** Start INPUT FOR THIS TASK **

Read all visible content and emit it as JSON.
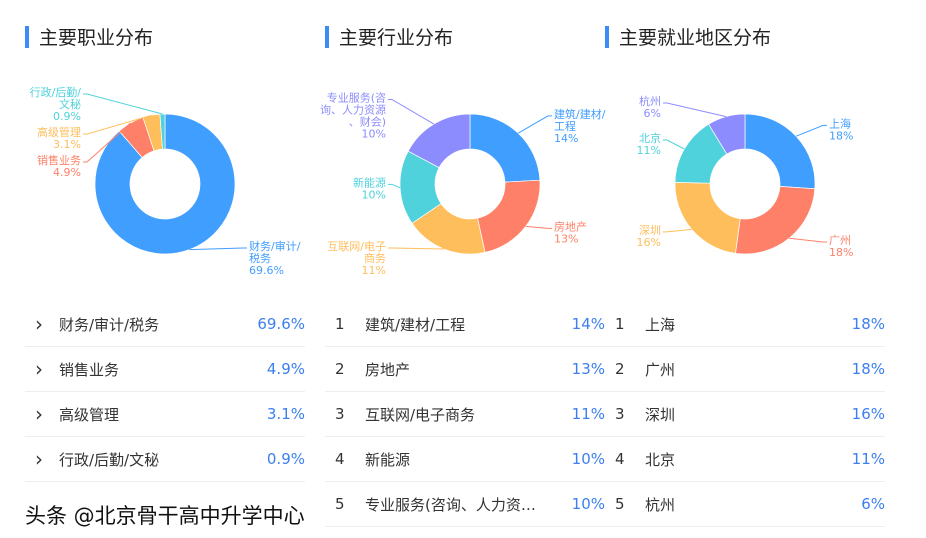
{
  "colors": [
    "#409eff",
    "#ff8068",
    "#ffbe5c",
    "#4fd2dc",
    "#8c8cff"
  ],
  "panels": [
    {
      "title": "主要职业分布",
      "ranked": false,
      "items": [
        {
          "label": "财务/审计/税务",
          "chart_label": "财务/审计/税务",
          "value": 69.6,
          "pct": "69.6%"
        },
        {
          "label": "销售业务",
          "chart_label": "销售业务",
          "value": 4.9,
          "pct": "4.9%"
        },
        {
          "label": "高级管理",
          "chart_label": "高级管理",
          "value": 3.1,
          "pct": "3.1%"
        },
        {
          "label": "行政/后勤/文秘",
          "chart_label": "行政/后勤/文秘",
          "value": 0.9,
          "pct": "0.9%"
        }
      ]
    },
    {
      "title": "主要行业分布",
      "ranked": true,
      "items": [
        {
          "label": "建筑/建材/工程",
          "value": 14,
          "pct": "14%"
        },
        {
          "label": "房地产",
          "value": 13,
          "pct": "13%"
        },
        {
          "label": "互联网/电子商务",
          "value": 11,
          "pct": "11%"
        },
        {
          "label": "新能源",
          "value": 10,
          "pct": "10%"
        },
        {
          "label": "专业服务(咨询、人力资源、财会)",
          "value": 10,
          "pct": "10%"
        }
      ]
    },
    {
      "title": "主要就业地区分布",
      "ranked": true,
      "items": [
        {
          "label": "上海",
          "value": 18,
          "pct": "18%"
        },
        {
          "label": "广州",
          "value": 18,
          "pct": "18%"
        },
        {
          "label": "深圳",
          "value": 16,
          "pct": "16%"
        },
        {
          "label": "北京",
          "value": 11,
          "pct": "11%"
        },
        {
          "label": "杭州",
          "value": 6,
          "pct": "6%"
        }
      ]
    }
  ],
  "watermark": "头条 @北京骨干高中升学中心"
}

** End INPUT FOR THIS TASK **

TASK —
The records above must be printed exactly; the pictures stay out.

REPLY TO THE TASK —
Read all visible content and emit it as JSON.
{
  "colors": [
    "#409eff",
    "#ff8068",
    "#ffbe5c",
    "#4fd2dc",
    "#8c8cff"
  ],
  "panels": [
    {
      "title": "主要职业分布",
      "ranked": false,
      "items": [
        {
          "label": "财务/审计/税务",
          "chart_label": "财务/审计/税务",
          "value": 69.6,
          "pct": "69.6%"
        },
        {
          "label": "销售业务",
          "chart_label": "销售业务",
          "value": 4.9,
          "pct": "4.9%"
        },
        {
          "label": "高级管理",
          "chart_label": "高级管理",
          "value": 3.1,
          "pct": "3.1%"
        },
        {
          "label": "行政/后勤/文秘",
          "chart_label": "行政/后勤/文秘",
          "value": 0.9,
          "pct": "0.9%"
        }
      ]
    },
    {
      "title": "主要行业分布",
      "ranked": true,
      "items": [
        {
          "label": "建筑/建材/工程",
          "value": 14,
          "pct": "14%"
        },
        {
          "label": "房地产",
          "value": 13,
          "pct": "13%"
        },
        {
          "label": "互联网/电子商务",
          "value": 11,
          "pct": "11%"
        },
        {
          "label": "新能源",
          "value": 10,
          "pct": "10%"
        },
        {
          "label": "专业服务(咨询、人力资源、财会)",
          "value": 10,
          "pct": "10%"
        }
      ]
    },
    {
      "title": "主要就业地区分布",
      "ranked": true,
      "items": [
        {
          "label": "上海",
          "value": 18,
          "pct": "18%"
        },
        {
          "label": "广州",
          "value": 18,
          "pct": "18%"
        },
        {
          "label": "深圳",
          "value": 16,
          "pct": "16%"
        },
        {
          "label": "北京",
          "value": 11,
          "pct": "11%"
        },
        {
          "label": "杭州",
          "value": 6,
          "pct": "6%"
        }
      ]
    }
  ],
  "watermark": "头条 @北京骨干高中升学中心"
}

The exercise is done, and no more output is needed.